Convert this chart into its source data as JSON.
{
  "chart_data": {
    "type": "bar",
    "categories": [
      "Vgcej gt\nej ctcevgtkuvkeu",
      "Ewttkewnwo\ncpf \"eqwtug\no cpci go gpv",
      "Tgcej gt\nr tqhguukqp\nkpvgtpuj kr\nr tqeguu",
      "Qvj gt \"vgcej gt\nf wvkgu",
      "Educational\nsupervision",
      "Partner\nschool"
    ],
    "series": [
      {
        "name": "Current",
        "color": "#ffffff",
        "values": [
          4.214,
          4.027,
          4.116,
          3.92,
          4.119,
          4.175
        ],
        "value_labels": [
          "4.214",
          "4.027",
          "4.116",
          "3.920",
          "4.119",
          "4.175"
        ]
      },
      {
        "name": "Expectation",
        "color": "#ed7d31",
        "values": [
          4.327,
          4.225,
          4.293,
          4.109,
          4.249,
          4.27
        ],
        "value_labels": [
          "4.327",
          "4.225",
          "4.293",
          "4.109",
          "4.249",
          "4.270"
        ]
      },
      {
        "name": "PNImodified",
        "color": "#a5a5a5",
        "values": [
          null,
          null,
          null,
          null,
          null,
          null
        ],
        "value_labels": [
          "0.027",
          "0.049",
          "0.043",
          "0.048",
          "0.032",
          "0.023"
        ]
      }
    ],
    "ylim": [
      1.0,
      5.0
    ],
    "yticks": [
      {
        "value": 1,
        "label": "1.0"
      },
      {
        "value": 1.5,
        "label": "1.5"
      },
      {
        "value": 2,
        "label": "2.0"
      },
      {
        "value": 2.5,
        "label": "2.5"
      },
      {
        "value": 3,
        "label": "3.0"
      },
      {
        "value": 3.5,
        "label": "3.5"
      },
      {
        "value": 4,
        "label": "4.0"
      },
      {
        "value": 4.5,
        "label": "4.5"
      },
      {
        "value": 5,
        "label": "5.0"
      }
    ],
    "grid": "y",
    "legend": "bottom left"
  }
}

###

## WORK TO DO
Without omitting anything, output the entries exactly.

## FULL SOLUTION
Convert this chart into its source data as JSON.
{
  "chart_data": {
    "type": "bar",
    "categories": [
      "Vgcej gt\nej ctcevgtkuvkeu",
      "Ewttkewnwo\ncpf \"eqwtug\no cpci go gpv",
      "Tgcej gt\nr tqhguukqp\nkpvgtpuj kr\nr tqeguu",
      "Qvj gt \"vgcej gt\nf wvkgu",
      "Educational\nsupervision",
      "Partner\nschool"
    ],
    "series": [
      {
        "name": "Current",
        "color": "#ffffff",
        "values": [
          4.214,
          4.027,
          4.116,
          3.92,
          4.119,
          4.175
        ],
        "value_labels": [
          "4.214",
          "4.027",
          "4.116",
          "3.920",
          "4.119",
          "4.175"
        ]
      },
      {
        "name": "Expectation",
        "color": "#ed7d31",
        "values": [
          4.327,
          4.225,
          4.293,
          4.109,
          4.249,
          4.27
        ],
        "value_labels": [
          "4.327",
          "4.225",
          "4.293",
          "4.109",
          "4.249",
          "4.270"
        ]
      },
      {
        "name": "PNImodified",
        "color": "#a5a5a5",
        "values": [
          null,
          null,
          null,
          null,
          null,
          null
        ],
        "value_labels": [
          "0.027",
          "0.049",
          "0.043",
          "0.048",
          "0.032",
          "0.023"
        ]
      }
    ],
    "ylim": [
      1.0,
      5.0
    ],
    "yticks": [
      {
        "value": 1,
        "label": "1.0"
      },
      {
        "value": 1.5,
        "label": "1.5"
      },
      {
        "value": 2,
        "label": "2.0"
      },
      {
        "value": 2.5,
        "label": "2.5"
      },
      {
        "value": 3,
        "label": "3.0"
      },
      {
        "value": 3.5,
        "label": "3.5"
      },
      {
        "value": 4,
        "label": "4.0"
      },
      {
        "value": 4.5,
        "label": "4.5"
      },
      {
        "value": 5,
        "label": "5.0"
      }
    ],
    "grid": "y",
    "legend": "bottom left"
  }
}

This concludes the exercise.